Task prompt: Arrange every line of the material below as a Markdown table with two columns, No. and Entry. Number the rows, and leave out blank lines.

Exercise materials:
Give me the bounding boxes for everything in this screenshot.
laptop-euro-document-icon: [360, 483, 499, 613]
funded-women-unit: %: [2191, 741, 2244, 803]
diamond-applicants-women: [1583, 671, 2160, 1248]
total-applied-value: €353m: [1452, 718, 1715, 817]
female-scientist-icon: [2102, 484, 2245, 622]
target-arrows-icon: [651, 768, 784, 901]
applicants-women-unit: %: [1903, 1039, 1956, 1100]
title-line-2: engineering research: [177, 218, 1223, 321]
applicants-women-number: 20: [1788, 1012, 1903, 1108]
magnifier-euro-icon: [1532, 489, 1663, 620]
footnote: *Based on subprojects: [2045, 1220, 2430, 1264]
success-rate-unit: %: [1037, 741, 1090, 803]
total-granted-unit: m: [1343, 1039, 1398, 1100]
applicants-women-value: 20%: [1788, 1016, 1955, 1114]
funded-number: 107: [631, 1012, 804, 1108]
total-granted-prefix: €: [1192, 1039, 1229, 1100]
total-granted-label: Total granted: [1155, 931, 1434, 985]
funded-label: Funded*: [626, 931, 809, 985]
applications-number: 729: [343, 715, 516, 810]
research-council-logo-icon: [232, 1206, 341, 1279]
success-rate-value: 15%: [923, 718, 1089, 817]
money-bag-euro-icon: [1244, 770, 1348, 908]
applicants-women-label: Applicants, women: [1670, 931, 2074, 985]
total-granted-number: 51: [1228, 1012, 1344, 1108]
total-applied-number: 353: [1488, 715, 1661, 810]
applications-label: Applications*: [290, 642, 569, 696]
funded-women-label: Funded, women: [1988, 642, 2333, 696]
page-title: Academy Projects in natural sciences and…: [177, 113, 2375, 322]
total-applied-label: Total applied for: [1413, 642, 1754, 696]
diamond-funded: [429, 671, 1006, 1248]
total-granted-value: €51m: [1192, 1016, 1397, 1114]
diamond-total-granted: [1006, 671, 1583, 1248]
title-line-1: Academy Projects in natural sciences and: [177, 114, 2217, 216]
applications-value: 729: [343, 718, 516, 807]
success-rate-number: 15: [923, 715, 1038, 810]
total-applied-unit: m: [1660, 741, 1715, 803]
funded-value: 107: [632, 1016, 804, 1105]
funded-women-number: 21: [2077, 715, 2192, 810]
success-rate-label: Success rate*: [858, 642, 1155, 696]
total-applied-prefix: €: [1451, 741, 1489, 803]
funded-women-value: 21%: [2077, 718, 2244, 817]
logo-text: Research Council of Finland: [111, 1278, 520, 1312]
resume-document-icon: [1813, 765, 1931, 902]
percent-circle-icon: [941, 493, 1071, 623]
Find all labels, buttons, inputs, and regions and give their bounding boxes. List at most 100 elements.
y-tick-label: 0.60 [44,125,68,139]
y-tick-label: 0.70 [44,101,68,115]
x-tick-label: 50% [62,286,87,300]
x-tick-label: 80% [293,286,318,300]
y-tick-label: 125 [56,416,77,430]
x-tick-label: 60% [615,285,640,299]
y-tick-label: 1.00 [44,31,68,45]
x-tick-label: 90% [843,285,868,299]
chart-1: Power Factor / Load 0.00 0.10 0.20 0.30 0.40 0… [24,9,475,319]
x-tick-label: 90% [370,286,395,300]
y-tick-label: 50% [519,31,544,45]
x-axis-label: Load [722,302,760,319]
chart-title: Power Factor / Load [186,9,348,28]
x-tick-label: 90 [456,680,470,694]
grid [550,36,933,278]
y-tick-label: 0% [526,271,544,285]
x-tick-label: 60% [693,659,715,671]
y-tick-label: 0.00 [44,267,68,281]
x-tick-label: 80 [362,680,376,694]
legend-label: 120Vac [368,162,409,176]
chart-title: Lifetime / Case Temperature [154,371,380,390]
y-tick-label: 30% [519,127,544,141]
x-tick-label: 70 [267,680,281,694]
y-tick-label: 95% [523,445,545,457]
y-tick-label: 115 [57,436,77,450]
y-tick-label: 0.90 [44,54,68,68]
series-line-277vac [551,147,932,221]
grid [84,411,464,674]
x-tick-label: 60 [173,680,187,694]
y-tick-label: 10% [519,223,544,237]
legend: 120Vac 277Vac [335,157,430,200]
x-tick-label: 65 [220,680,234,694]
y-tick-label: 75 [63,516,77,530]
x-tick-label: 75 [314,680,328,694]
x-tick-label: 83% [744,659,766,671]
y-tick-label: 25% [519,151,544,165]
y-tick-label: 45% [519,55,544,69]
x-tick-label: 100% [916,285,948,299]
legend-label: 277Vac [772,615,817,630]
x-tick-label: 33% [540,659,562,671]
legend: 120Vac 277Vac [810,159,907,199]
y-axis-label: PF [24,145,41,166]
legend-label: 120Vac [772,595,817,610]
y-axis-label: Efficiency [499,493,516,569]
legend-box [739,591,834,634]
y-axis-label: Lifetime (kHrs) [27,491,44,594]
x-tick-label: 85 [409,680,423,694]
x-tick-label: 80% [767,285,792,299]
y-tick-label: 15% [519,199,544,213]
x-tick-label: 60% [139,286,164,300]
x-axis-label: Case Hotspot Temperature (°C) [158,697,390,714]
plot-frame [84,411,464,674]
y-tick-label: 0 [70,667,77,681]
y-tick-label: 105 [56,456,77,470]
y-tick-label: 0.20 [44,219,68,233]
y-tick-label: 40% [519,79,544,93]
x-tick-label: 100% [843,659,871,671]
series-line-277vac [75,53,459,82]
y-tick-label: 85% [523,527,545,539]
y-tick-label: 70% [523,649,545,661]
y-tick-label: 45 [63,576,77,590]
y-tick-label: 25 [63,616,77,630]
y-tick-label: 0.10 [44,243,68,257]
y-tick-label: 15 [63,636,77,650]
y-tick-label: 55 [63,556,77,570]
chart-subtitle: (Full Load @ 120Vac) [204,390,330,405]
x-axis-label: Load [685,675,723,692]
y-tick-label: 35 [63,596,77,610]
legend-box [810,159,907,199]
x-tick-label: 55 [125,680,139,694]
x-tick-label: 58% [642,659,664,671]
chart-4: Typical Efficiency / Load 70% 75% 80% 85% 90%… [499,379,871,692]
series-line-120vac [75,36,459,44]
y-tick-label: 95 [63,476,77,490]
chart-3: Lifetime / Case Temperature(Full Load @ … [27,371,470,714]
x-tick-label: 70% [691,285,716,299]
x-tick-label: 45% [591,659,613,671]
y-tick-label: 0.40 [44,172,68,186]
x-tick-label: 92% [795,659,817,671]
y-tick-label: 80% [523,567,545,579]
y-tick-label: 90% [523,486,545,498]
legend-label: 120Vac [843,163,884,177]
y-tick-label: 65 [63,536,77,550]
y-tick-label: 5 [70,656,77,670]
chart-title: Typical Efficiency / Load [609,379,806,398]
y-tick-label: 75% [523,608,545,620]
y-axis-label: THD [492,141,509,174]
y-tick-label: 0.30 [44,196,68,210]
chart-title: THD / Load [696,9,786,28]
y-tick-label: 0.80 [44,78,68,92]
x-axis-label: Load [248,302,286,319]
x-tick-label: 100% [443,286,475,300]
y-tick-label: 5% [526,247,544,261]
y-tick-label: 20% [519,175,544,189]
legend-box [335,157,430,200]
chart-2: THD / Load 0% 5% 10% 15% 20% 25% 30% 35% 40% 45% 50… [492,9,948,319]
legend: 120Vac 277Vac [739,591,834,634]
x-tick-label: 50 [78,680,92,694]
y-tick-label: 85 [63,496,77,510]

Exercise output:
| No. | Entry |
|---|---|
| 1 | Give me the bounding boxes for everything in this screenshot. |
| 2 | laptop-euro-document-icon: [360, 483, 499, 613] |
| 3 | funded-women-unit: %: [2191, 741, 2244, 803] |
| 4 | diamond-applicants-women: [1583, 671, 2160, 1248] |
| 5 | total-applied-value: €353m: [1452, 718, 1715, 817] |
| 6 | female-scientist-icon: [2102, 484, 2245, 622] |
| 7 | target-arrows-icon: [651, 768, 784, 901] |
| 8 | applicants-women-unit: %: [1903, 1039, 1956, 1100] |
| 9 | title-line-2: engineering research: [177, 218, 1223, 321] |
| 10 | applicants-women-number: 20: [1788, 1012, 1903, 1108] |
| 11 | magnifier-euro-icon: [1532, 489, 1663, 620] |
| 12 | footnote: *Based on subprojects: [2045, 1220, 2430, 1264] |
| 13 | success-rate-unit: %: [1037, 741, 1090, 803] |
| 14 | total-granted-unit: m: [1343, 1039, 1398, 1100] |
| 15 | applicants-women-value: 20%: [1788, 1016, 1955, 1114] |
| 16 | funded-number: 107: [631, 1012, 804, 1108] |
| 17 | total-granted-prefix: €: [1192, 1039, 1229, 1100] |
| 18 | total-granted-label: Total granted: [1155, 931, 1434, 985] |
| 19 | funded-label: Funded*: [626, 931, 809, 985] |
| 20 | applications-number: 729: [343, 715, 516, 810] |
| 21 | research-council-logo-icon: [232, 1206, 341, 1279] |
| 22 | success-rate-value: 15%: [923, 718, 1089, 817] |
| 23 | money-bag-euro-icon: [1244, 770, 1348, 908] |
| 24 | applicants-women-label: Applicants, women: [1670, 931, 2074, 985] |
| 25 | total-granted-number: 51: [1228, 1012, 1344, 1108] |
| 26 | total-applied-number: 353: [1488, 715, 1661, 810] |
| 27 | applications-label: Applications*: [290, 642, 569, 696] |
| 28 | funded-women-label: Funded, women: [1988, 642, 2333, 696] |
| 29 | page-title: Academy Projects in natural sciences and…: [177, 113, 2375, 322] |
| 30 | total-applied-label: Total applied for: [1413, 642, 1754, 696] |
| 31 | diamond-funded: [429, 671, 1006, 1248] |
| 32 | total-granted-value: €51m: [1192, 1016, 1397, 1114] |
| 33 | diamond-total-granted: [1006, 671, 1583, 1248] |
| 34 | title-line-1: Academy Projects in natural sciences and: [177, 114, 2217, 216] |
| 35 | applications-value: 729: [343, 718, 516, 807] |
| 36 | success-rate-number: 15: [923, 715, 1038, 810] |
| 37 | total-applied-unit: m: [1660, 741, 1715, 803] |
| 38 | funded-value: 107: [632, 1016, 804, 1105] |
| 39 | funded-women-number: 21: [2077, 715, 2192, 810] |
| 40 | success-rate-label: Success rate*: [858, 642, 1155, 696] |
| 41 | total-applied-prefix: €: [1451, 741, 1489, 803] |
| 42 | funded-women-value: 21%: [2077, 718, 2244, 817] |
| 43 | logo-text: Research Council of Finland: [111, 1278, 520, 1312] |
| 44 | resume-document-icon: [1813, 765, 1931, 902] |
| 45 | percent-circle-icon: [941, 493, 1071, 623] |
| 46 | Find all labels, buttons, inputs, and regions and give their bounding boxes. List at most 100 elements. |
| 47 | y-tick-label: 0.60 [44,125,68,139] |
| 48 | y-tick-label: 0.70 [44,101,68,115] |
| 49 | x-tick-label: 50% [62,286,87,300] |
| 50 | x-tick-label: 80% [293,286,318,300] |
| 51 | y-tick-label: 125 [56,416,77,430] |
| 52 | x-tick-label: 60% [615,285,640,299] |
| 53 | y-tick-label: 1.00 [44,31,68,45] |
| 54 | x-tick-label: 90% [843,285,868,299] |
| 55 | chart-1: Power Factor / Load 0.00 0.10 0.20 0.30 0.40 0… [24,9,475,319] |
| 56 | x-tick-label: 90% [370,286,395,300] |
| 57 | y-tick-label: 50% [519,31,544,45] |
| 58 | x-axis-label: Load [722,302,760,319] |
| 59 | chart-title: Power Factor / Load [186,9,348,28] |
| 60 | x-tick-label: 90 [456,680,470,694] |
| 61 | grid [550,36,933,278] |
| 62 | y-tick-label: 0% [526,271,544,285] |
| 63 | x-tick-label: 60% [693,659,715,671] |
| 64 | y-tick-label: 0.00 [44,267,68,281] |
| 65 | x-tick-label: 80 [362,680,376,694] |
| 66 | legend-label: 120Vac [368,162,409,176] |
| 67 | chart-title: Lifetime / Case Temperature [154,371,380,390] |
| 68 | y-tick-label: 30% [519,127,544,141] |
| 69 | x-tick-label: 70 [267,680,281,694] |
| 70 | y-tick-label: 95% [523,445,545,457] |
| 71 | y-tick-label: 115 [57,436,77,450] |
| 72 | y-tick-label: 0.90 [44,54,68,68] |
| 73 | series-line-277vac [551,147,932,221] |
| 74 | grid [84,411,464,674] |
| 75 | x-tick-label: 60 [173,680,187,694] |
| 76 | y-tick-label: 10% [519,223,544,237] |
| 77 | legend: 120Vac 277Vac [335,157,430,200] |
| 78 | x-tick-label: 65 [220,680,234,694] |
| 79 | y-tick-label: 75 [63,516,77,530] |
| 80 | x-tick-label: 75 [314,680,328,694] |
| 81 | x-tick-label: 83% [744,659,766,671] |
| 82 | y-tick-label: 25% [519,151,544,165] |
| 83 | y-tick-label: 45% [519,55,544,69] |
| 84 | x-tick-label: 100% [916,285,948,299] |
| 85 | legend-label: 277Vac [772,615,817,630] |
| 86 | x-tick-label: 33% [540,659,562,671] |
| 87 | legend: 120Vac 277Vac [810,159,907,199] |
| 88 | y-axis-label: PF [24,145,41,166] |
| 89 | legend-label: 120Vac [772,595,817,610] |
| 90 | y-axis-label: Efficiency [499,493,516,569] |
| 91 | legend-box [739,591,834,634] |
| 92 | y-axis-label: Lifetime (kHrs) [27,491,44,594] |
| 93 | x-tick-label: 85 [409,680,423,694] |
| 94 | x-tick-label: 80% [767,285,792,299] |
| 95 | y-tick-label: 15% [519,199,544,213] |
| 96 | x-tick-label: 60% [139,286,164,300] |
| 97 | x-axis-label: Case Hotspot Temperature (°C) [158,697,390,714] |
| 98 | plot-frame [84,411,464,674] |
| 99 | y-tick-label: 0 [70,667,77,681] |
| 100 | y-tick-label: 105 [56,456,77,470] |
| 101 | y-tick-label: 0.20 [44,219,68,233] |
| 102 | y-tick-label: 40% [519,79,544,93] |
| 103 | x-tick-label: 100% [843,659,871,671] |
| 104 | series-line-277vac [75,53,459,82] |
| 105 | y-tick-label: 85% [523,527,545,539] |
| 106 | y-tick-label: 70% [523,649,545,661] |
| 107 | y-tick-label: 45 [63,576,77,590] |
| 108 | y-tick-label: 25 [63,616,77,630] |
| 109 | y-tick-label: 0.10 [44,243,68,257] |
| 110 | y-tick-label: 15 [63,636,77,650] |
| 111 | y-tick-label: 55 [63,556,77,570] |
| 112 | chart-subtitle: (Full Load @ 120Vac) [204,390,330,405] |
| 113 | x-axis-label: Load [685,675,723,692] |
| 114 | y-tick-label: 35 [63,596,77,610] |
| 115 | legend-box [810,159,907,199] |
| 116 | x-tick-label: 55 [125,680,139,694] |
| 117 | x-tick-label: 58% [642,659,664,671] |
| 118 | chart-4: Typical Efficiency / Load 70% 75% 80% 85% 90%… [499,379,871,692] |
| 119 | series-line-120vac [75,36,459,44] |
| 120 | y-tick-label: 95 [63,476,77,490] |
| 121 | chart-3: Lifetime / Case Temperature(Full Load @ … [27,371,470,714] |
| 122 | x-tick-label: 70% [691,285,716,299] |
| 123 | x-tick-label: 45% [591,659,613,671] |
| 124 | y-tick-label: 0.40 [44,172,68,186] |
| 125 | x-tick-label: 92% [795,659,817,671] |
| 126 | y-tick-label: 80% [523,567,545,579] |
| 127 | y-tick-label: 90% [523,486,545,498] |
| 128 | legend-label: 120Vac [843,163,884,177] |
| 129 | y-tick-label: 65 [63,536,77,550] |
| 130 | y-tick-label: 5 [70,656,77,670] |
| 131 | chart-title: Typical Efficiency / Load [609,379,806,398] |
| 132 | y-tick-label: 75% [523,608,545,620] |
| 133 | y-axis-label: THD [492,141,509,174] |
| 134 | y-tick-label: 0.30 [44,196,68,210] |
| 135 | chart-title: THD / Load [696,9,786,28] |
| 136 | y-tick-label: 0.80 [44,78,68,92] |
| 137 | x-axis-label: Load [248,302,286,319] |
| 138 | x-tick-label: 100% [443,286,475,300] |
| 139 | y-tick-label: 5% [526,247,544,261] |
| 140 | y-tick-label: 20% [519,175,544,189] |
| 141 | legend-box [335,157,430,200] |
| 142 | chart-2: THD / Load 0% 5% 10% 15% 20% 25% 30% 35% 40% 45% 50… [492,9,948,319] |
| 143 | legend: 120Vac 277Vac [739,591,834,634] |
| 144 | x-tick-label: 50 [78,680,92,694] |
| 145 | y-tick-label: 85 [63,496,77,510] |